- Exercise:
Return only the count of lines in which the word "screenshot" appears.

__________

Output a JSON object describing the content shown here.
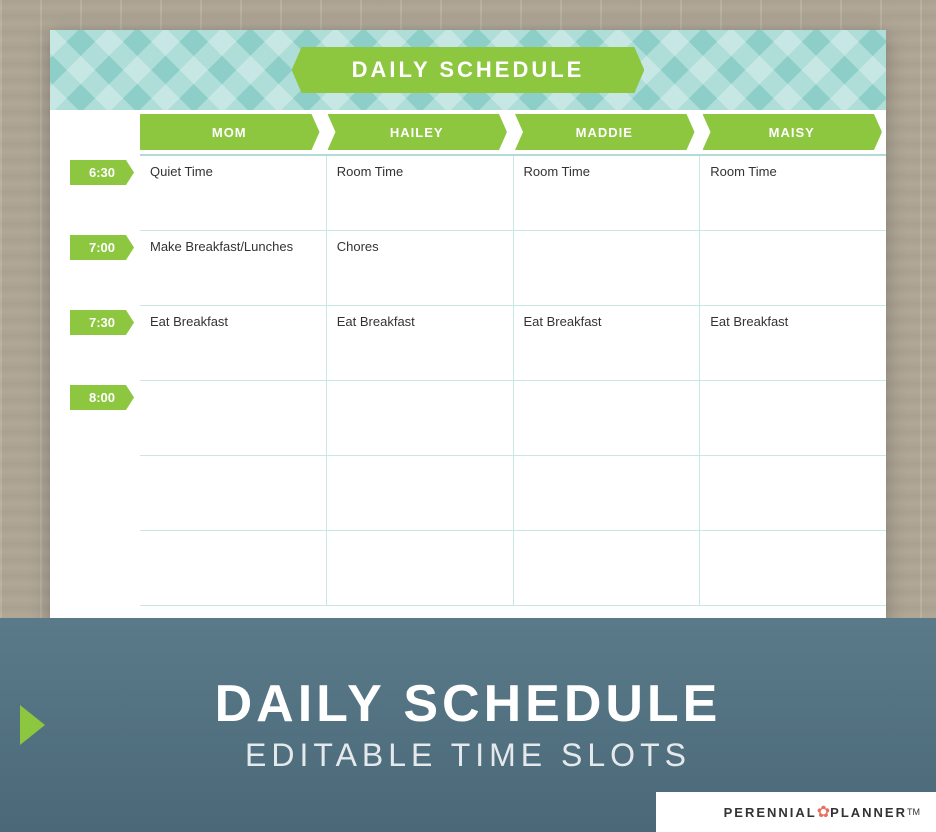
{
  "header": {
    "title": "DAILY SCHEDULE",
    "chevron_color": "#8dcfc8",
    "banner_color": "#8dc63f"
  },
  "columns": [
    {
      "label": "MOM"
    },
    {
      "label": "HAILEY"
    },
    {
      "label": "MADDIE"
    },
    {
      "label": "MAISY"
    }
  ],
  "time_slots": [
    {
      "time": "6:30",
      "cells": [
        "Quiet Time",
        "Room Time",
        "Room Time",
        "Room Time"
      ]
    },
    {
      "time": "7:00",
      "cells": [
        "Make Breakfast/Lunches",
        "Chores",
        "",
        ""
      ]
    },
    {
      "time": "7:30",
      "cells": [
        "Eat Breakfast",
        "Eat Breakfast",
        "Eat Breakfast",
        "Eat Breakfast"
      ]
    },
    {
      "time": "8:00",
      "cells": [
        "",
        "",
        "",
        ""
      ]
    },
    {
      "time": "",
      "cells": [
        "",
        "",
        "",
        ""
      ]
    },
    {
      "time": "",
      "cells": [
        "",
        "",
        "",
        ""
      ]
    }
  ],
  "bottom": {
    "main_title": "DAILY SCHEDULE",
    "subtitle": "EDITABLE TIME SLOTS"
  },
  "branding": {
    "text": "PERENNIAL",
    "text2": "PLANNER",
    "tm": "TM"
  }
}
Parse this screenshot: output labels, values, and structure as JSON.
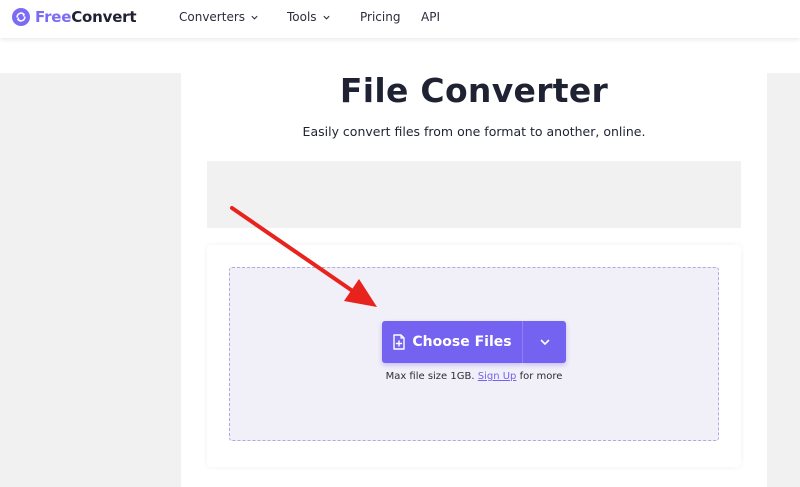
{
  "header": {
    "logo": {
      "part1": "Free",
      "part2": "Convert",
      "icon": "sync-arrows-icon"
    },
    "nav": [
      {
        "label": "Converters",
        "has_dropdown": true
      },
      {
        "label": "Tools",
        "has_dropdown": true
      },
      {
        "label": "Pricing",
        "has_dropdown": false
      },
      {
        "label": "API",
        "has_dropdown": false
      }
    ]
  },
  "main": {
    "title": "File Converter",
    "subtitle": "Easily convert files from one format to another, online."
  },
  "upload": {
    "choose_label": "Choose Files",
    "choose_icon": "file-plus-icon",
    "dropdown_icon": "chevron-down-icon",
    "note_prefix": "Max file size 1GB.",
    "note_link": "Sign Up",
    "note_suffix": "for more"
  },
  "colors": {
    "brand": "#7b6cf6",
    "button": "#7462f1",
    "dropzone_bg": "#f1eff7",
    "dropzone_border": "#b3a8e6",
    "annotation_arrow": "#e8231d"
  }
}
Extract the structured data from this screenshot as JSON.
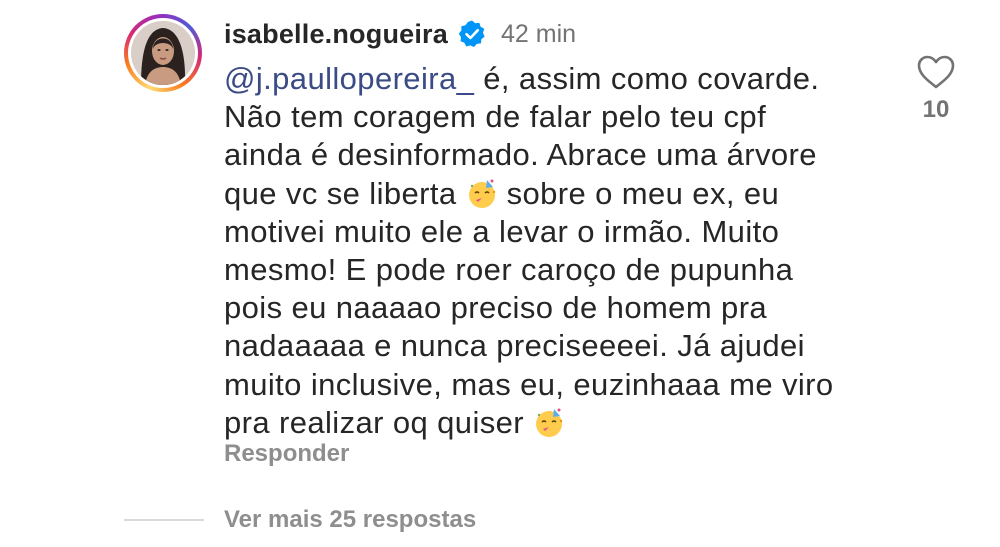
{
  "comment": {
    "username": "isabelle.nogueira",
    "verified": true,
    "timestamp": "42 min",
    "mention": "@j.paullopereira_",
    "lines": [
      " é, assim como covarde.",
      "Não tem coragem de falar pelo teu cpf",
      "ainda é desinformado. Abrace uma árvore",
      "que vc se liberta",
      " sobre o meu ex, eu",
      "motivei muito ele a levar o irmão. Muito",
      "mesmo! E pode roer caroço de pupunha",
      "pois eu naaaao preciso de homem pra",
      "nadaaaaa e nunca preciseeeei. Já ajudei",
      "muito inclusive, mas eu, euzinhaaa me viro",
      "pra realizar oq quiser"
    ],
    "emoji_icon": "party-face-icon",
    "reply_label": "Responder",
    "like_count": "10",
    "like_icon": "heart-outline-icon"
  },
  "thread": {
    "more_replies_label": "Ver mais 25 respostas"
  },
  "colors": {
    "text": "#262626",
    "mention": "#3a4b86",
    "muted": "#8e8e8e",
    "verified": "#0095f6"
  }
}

__________

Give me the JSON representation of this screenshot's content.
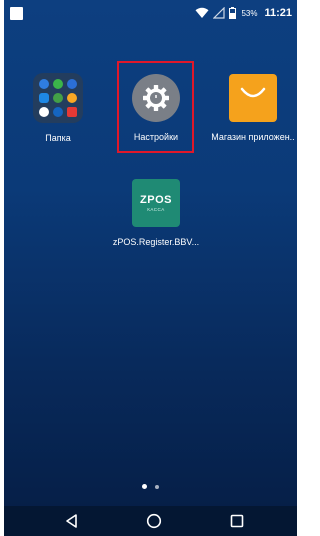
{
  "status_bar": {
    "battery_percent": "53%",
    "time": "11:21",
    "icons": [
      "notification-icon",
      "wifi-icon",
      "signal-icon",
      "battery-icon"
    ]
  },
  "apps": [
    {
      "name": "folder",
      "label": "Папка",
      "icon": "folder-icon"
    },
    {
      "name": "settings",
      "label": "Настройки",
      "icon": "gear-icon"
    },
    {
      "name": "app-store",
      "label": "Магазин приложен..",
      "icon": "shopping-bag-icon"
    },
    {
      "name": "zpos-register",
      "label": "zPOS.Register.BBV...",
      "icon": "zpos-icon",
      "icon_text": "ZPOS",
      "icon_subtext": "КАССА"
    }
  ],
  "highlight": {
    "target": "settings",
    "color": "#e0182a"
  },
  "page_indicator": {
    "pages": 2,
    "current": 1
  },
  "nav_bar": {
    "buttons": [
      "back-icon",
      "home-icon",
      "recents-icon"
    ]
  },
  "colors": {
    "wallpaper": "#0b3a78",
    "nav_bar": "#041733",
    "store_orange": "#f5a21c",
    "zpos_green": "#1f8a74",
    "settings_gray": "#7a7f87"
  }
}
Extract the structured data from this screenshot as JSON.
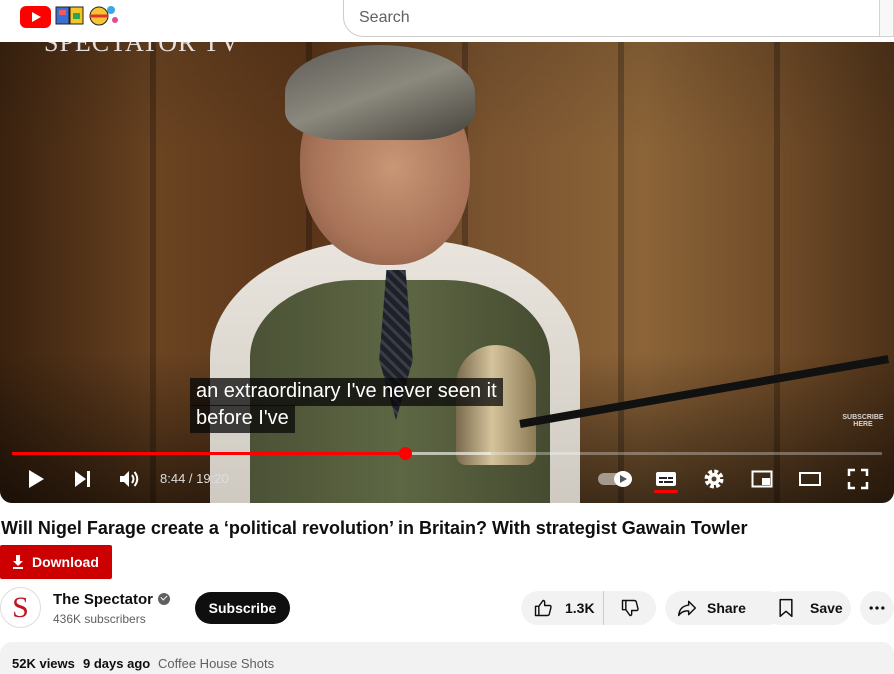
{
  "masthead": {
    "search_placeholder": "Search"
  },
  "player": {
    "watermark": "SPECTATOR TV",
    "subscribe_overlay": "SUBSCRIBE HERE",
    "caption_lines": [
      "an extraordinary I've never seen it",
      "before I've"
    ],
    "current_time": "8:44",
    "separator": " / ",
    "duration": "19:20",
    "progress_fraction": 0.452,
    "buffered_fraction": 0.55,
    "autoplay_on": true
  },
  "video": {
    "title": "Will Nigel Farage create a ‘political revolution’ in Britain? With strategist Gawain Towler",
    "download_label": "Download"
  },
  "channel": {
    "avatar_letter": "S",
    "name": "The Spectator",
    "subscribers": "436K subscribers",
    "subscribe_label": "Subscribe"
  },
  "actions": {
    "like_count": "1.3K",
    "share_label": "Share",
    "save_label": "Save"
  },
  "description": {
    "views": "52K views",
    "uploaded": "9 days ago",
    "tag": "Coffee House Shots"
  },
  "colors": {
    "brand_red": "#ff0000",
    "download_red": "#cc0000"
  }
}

__________

- Written answer:
4